### What the task requires
In the records below, find each line with the word "HCOOH" and copy it.

#### Provided material ####

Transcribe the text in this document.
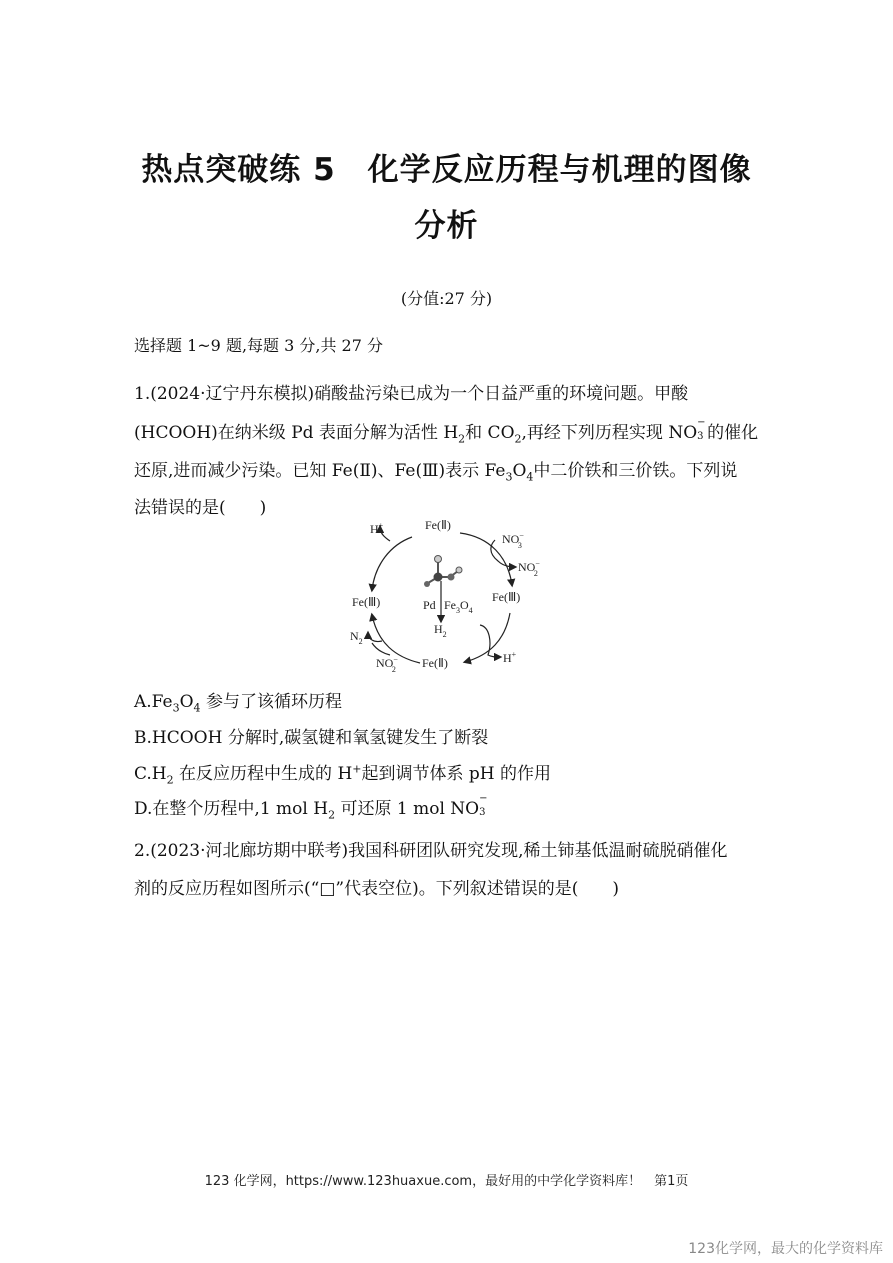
热点突破练 5　化学反应历程与机理的图像
分析
(分值:27 分)
选择题 1~9 题,每题 3 分,共 27 分
1.(2024·辽宁丹东模拟)硝酸盐污染已成为一个日益严重的环境问题。甲酸
(HCOOH)在纳米级 Pd 表面分解为活性 $H_2$和 $CO_2$,再经下列历程实现 NO
−
3 的催化
还原,进而减少污染。已知 Fe(Ⅱ)、Fe(Ⅲ)表示 $Fe_3O_4$中二价铁和三价铁。下列说
法错误的是(　　)
Fe(Ⅱ)
Fe(Ⅲ)	Fe(Ⅲ)
Fe(Ⅱ)
H+
H+
NO− 3
NO− 2
NO− 2
$N_2$
Pd $Fe_3O_4$
$H_2$
$A.Fe_3O_4$ 参与了该循环历程
B.HCOOH 分解时,碳氢键和氧氢键发生了断裂
$C.H_2$ 在反应历程中生成的 H+起到调节体系 pH 的作用
D.在整个历程中,1 mol $H_2$ 可还原 1 mol NO
−
3
2.(2023·河北廊坊期中联考)我国科研团队研究发现,稀土铈基低温耐硫脱硝催化
剂的反应历程如图所示(“□”代表空位)。下列叙述错误的是(　　)
123 化学网，https://www.123huaxue.com，最好用的中学化学资料库！　第1页
123化学网，最大的化学资料库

####

### Exercise answer
(HCOOH)在纳米级 Pd 表面分解为活性 $H_2$和 $CO_2$,再经下列历程实现 NO
B.HCOOH 分解时,碳氢键和氧氢键发生了断裂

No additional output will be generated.